## PROVIDED TEXT:
+ + + + +

This ground to me was the most pertinent issue as far as this appeal is concerned.
It has been argued for the Appellant that by striking out the Petition, the Appellant was denied the right to bring her witnesses thus causing a miscarriage of justice. In effect, according to the petitioner, she was denied the right to be heard.
For the Respondent, it has been submitted that an incompetent Petition/Pleadings must be struck out.
I have noted that this matter has vacillated/bounced between the High Court and the Magistrates’ Court mostly on technicalities leaving the rights of the parties not adjudicated upon.
The Supreme Court has held in Re: Christine NamatovuTebajukira (1992-93) HCB 85 that the administration of justice should normally require that the substance of disputes should be investigated and decided upon on their merits and that errors and lapses should not necessarily debar a litigant from pursuit of his/her rights. The same position is echoed in Article 126 of the Constitution where the Courts are enjoined to administer substantive justice.
A look at the Petition reveals that the Petitioner also had other prayers especially as regards to property acquired jointly during her time of cohabiting with the Respondent. Striking out the petition on grounds of a customary marriage which “never was”according to the trial magistrate therefore bars the Petitioner from being heard as regards her rights to property if any.
The constitution Article 28 (1) thereof is very clear about the rights of a party to be heard and to be given a fair hearing.
It would have been pertinent for the magistrate to have heard the whole case and dealt with all issues raised therein.

+ + + + +

Document layout detection data:

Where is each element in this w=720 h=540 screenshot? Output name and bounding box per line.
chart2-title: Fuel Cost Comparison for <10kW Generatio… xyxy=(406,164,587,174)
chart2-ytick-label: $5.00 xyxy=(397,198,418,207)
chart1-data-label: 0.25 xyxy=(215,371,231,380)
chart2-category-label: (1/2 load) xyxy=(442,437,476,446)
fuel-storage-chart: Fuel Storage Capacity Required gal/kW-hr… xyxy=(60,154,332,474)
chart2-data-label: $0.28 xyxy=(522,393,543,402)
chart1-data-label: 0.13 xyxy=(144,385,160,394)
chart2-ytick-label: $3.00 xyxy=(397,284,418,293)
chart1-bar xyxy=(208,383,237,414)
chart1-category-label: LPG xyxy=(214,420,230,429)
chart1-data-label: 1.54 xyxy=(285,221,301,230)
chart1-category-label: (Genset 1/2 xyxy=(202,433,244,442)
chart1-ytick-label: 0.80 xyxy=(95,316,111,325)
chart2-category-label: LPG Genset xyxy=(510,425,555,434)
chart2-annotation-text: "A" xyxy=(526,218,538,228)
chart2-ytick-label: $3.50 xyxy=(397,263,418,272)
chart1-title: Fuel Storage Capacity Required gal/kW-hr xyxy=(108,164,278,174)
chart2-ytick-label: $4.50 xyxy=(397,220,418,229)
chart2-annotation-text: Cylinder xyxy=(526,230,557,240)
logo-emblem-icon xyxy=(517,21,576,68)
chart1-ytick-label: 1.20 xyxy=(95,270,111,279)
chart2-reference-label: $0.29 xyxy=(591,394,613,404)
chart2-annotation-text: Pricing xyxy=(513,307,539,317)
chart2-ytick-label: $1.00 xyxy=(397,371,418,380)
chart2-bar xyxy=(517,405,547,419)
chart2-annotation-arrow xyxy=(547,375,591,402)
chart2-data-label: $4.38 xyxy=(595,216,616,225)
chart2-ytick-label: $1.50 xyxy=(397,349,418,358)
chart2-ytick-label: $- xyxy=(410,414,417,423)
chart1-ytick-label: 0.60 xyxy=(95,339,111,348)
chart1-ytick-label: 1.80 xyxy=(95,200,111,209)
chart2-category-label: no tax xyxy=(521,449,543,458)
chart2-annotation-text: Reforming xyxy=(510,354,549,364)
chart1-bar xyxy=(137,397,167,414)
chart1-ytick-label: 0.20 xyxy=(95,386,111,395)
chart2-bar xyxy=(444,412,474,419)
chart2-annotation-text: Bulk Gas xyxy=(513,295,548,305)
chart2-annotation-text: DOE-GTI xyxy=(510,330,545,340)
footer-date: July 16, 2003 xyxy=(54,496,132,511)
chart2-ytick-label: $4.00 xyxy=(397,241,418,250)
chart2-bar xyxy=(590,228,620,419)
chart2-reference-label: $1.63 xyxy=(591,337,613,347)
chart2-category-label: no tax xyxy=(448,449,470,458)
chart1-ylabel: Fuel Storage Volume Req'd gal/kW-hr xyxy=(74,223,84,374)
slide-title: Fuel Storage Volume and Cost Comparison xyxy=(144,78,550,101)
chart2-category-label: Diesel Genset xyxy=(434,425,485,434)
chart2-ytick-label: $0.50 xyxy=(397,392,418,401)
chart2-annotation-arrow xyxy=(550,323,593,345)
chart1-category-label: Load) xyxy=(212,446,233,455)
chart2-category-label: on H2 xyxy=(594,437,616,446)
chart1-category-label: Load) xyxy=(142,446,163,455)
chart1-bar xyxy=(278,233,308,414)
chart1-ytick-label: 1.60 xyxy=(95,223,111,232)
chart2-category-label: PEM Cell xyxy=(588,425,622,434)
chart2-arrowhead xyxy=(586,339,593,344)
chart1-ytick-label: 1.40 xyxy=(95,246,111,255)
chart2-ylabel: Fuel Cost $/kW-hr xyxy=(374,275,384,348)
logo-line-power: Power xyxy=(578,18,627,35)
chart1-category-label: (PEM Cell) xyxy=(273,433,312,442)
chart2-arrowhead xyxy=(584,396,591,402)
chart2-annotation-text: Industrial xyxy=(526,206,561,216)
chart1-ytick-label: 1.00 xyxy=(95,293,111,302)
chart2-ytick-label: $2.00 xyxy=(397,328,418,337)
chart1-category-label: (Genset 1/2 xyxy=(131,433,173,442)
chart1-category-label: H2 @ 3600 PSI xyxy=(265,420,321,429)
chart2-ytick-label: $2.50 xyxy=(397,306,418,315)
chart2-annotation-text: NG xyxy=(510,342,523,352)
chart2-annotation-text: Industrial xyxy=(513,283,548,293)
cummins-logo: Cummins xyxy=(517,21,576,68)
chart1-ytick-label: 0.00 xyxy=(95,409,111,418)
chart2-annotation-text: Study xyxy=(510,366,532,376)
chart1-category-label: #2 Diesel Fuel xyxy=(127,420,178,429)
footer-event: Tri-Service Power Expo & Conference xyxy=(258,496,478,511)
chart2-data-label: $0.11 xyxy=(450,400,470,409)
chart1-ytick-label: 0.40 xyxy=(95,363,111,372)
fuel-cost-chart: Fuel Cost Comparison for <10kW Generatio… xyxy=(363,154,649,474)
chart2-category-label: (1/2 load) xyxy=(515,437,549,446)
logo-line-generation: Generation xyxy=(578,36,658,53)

+ + + + +

## TASK DESCRIPTION:
Answer these questions from the text on the appeal:
1. Which article of the Constitution directs the courts to administer substantive justice?
2. According to the Respondent, what must happen to an incompetent petition?
3. Which article of the Constitution does the text call very clear about a party's right to be heard?

## YOUR RESPONSE:
1. Article 126
2. It must be struck out.
3. Article 28 (1)